Items from a data source
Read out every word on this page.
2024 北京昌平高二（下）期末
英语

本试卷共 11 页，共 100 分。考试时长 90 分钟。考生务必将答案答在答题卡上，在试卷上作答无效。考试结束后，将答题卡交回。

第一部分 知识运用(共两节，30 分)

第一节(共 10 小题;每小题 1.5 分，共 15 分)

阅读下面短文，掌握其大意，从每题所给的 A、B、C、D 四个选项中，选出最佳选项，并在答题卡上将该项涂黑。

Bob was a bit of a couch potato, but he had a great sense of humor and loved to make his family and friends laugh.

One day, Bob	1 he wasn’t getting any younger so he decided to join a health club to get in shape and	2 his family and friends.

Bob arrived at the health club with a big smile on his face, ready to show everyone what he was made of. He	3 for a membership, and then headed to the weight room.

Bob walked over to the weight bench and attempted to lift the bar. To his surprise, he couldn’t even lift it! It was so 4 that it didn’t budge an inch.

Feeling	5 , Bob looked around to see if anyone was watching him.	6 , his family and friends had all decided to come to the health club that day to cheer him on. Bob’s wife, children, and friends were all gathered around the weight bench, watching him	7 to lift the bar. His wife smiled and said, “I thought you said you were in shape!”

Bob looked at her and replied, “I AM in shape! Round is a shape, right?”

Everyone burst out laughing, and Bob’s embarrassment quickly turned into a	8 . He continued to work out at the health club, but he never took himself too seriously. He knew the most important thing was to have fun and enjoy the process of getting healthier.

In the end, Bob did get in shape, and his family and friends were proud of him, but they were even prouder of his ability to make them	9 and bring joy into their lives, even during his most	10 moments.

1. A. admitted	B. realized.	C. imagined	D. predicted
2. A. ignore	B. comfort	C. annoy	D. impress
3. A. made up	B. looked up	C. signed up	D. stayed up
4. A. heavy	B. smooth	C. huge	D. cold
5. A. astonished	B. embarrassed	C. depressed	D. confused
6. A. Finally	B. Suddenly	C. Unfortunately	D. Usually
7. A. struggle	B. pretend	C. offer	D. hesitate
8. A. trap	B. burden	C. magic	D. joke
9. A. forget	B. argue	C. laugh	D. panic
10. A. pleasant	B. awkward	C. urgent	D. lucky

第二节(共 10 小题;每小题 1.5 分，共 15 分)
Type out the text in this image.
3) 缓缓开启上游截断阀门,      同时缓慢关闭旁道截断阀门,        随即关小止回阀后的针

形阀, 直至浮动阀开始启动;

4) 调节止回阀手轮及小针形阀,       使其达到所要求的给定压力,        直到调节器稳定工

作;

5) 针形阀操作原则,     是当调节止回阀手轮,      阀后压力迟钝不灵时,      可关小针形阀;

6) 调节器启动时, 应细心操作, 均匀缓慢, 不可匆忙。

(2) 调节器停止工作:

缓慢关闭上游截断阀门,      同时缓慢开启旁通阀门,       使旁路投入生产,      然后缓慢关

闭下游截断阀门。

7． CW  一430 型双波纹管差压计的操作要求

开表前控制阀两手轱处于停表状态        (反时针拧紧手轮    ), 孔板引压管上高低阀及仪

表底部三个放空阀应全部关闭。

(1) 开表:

...

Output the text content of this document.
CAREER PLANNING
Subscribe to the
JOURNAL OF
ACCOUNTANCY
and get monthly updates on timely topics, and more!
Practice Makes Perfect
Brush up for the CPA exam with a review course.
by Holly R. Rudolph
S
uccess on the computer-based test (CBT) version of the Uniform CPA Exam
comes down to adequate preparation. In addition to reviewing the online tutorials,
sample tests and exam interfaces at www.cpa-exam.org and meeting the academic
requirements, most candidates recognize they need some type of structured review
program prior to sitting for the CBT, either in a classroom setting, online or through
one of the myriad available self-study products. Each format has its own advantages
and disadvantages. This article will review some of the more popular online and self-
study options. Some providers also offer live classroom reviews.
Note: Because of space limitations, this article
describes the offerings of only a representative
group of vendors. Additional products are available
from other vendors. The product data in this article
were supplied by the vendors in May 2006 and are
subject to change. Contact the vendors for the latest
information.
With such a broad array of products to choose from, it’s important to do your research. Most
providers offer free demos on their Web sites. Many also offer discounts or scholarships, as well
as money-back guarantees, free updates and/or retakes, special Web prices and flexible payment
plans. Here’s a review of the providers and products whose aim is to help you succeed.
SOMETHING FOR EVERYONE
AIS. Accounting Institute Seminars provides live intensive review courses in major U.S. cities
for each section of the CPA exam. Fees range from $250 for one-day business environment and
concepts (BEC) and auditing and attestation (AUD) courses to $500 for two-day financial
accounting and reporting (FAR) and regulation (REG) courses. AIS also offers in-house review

(What is required): Scan the material for lines with the word "available", and copy each line you find.

(In response):
one of the myriad available self-study products. Each format has its own advantages
group of vendors. Additional products are available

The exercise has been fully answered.